◆ **Task goal**:
Work out how many lines of the listing hold the string "имущества". Answer with that number alone.

◆ **Given records**:

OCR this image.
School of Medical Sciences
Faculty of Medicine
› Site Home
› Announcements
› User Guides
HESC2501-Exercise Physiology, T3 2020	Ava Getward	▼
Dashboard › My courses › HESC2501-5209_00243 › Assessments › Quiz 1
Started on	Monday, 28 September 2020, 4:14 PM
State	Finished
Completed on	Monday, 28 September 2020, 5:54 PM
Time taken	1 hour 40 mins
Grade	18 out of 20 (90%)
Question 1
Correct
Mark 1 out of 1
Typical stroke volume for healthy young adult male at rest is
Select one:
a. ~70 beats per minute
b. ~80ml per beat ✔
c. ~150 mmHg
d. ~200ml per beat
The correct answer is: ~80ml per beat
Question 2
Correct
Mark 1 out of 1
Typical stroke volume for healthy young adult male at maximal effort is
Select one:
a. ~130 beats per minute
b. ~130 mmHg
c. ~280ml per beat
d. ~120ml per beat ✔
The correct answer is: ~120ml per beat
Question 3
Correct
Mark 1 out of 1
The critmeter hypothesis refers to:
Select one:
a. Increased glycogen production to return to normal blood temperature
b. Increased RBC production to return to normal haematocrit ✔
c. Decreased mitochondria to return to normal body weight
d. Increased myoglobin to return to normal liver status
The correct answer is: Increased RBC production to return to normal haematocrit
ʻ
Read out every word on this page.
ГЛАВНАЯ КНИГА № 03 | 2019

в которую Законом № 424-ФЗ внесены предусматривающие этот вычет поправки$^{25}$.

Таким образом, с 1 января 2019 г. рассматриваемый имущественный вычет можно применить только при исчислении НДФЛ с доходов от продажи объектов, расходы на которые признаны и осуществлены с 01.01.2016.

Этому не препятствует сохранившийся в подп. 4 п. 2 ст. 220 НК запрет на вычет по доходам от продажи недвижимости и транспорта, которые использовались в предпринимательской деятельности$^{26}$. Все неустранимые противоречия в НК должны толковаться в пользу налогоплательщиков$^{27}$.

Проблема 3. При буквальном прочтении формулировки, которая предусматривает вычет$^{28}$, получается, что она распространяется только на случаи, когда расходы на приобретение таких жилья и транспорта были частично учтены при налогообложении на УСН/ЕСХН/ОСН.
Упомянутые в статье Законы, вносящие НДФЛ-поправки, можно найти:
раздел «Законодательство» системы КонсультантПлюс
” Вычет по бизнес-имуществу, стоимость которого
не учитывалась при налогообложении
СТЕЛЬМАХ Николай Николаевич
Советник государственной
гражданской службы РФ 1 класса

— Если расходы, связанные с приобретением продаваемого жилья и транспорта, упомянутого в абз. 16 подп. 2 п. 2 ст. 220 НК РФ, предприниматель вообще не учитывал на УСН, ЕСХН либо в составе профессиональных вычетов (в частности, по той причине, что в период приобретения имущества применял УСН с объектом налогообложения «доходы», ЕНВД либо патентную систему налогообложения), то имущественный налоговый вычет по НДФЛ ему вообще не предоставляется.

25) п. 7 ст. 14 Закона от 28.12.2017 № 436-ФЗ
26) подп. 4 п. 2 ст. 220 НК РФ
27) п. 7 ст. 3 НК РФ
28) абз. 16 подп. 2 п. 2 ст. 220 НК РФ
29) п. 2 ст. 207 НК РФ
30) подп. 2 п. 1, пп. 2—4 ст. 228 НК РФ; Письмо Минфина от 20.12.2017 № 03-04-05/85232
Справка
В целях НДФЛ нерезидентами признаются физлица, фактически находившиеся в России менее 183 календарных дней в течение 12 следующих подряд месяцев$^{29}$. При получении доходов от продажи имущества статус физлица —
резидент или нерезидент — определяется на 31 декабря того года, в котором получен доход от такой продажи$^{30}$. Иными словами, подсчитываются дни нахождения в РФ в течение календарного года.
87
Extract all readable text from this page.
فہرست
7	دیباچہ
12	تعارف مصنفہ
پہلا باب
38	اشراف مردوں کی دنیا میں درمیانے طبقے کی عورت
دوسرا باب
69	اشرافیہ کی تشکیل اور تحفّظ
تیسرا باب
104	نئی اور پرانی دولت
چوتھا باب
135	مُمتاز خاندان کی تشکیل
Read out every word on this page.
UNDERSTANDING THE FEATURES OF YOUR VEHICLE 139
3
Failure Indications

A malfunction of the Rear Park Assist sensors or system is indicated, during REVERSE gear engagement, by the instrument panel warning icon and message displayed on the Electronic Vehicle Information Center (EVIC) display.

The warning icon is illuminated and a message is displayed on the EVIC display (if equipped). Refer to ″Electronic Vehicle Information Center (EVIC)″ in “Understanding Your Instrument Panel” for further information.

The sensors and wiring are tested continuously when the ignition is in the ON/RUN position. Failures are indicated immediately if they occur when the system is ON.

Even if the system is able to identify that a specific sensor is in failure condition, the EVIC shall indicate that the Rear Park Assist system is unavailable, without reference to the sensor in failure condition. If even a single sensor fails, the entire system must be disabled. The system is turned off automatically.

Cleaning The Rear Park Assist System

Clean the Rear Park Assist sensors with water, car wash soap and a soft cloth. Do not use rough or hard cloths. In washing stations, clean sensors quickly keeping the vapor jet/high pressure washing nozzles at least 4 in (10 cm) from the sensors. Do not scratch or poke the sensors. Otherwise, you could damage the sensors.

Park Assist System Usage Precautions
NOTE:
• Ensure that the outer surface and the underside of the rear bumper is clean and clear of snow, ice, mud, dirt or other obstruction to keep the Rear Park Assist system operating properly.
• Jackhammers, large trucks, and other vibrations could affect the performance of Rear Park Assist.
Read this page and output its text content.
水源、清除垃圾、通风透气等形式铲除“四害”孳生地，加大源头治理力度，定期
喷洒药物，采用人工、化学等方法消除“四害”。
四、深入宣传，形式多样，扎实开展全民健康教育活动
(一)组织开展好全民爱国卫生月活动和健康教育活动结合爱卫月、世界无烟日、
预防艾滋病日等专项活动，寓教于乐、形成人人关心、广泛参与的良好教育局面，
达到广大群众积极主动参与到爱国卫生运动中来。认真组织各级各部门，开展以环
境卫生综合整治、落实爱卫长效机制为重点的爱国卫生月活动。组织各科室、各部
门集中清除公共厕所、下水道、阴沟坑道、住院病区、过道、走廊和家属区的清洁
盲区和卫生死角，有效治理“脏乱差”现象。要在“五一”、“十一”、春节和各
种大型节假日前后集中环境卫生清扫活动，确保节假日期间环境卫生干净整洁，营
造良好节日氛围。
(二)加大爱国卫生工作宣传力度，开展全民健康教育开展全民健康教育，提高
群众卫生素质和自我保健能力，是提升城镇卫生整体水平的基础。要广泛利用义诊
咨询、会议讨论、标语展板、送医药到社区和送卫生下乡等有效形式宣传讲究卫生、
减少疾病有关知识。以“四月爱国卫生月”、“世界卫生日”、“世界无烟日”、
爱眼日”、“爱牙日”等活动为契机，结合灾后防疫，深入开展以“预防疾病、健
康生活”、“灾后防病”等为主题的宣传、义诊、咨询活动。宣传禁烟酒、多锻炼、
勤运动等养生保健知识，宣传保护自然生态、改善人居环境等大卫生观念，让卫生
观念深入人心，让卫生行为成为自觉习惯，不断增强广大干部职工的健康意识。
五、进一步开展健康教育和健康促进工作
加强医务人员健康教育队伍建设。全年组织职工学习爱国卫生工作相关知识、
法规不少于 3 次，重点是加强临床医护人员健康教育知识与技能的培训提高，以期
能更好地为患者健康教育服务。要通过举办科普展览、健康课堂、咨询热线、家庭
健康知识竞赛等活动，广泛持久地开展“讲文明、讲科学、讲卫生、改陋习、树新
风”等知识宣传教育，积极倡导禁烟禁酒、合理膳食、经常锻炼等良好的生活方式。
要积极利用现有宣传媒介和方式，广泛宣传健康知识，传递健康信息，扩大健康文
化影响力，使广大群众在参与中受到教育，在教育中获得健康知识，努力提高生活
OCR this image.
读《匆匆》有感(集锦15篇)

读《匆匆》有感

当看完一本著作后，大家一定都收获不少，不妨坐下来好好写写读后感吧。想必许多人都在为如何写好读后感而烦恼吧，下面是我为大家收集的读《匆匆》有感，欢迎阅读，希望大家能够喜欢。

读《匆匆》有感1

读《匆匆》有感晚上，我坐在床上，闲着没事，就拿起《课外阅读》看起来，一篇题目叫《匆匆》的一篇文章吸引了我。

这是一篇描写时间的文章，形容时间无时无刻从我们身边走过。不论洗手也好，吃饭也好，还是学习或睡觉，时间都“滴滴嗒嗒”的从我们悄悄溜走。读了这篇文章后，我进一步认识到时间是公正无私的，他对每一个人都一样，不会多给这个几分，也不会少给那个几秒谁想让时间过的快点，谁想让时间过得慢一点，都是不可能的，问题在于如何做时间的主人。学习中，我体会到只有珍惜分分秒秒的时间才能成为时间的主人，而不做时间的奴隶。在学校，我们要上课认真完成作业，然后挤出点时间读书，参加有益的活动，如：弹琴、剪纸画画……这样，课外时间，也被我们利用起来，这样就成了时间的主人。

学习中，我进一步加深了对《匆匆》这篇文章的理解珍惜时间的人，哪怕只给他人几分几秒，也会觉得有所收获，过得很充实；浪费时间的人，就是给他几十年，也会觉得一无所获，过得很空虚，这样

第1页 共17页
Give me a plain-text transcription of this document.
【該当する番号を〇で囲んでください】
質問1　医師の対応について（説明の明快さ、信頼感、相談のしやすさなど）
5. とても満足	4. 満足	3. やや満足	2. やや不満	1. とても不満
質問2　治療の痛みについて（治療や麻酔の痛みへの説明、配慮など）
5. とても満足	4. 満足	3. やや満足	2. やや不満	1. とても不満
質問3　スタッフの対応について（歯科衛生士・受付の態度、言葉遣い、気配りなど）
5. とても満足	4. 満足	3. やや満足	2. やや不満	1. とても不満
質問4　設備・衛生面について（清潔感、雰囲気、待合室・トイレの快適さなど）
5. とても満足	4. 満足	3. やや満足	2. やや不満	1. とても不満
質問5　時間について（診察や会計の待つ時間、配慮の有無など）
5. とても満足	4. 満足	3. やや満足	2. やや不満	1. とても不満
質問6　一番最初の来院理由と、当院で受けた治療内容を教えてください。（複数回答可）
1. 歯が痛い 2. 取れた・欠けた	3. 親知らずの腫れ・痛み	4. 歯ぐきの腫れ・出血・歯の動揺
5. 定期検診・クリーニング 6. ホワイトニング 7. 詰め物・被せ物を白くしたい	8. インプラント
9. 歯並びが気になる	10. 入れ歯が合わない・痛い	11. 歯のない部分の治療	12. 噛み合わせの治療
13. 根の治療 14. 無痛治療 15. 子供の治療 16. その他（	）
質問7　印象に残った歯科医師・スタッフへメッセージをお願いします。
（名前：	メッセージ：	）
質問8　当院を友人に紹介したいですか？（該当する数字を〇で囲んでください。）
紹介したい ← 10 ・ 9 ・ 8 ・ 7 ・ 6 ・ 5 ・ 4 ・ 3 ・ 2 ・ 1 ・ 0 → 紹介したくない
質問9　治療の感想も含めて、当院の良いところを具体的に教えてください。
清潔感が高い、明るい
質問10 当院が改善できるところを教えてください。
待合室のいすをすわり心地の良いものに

◆ **The result**:
2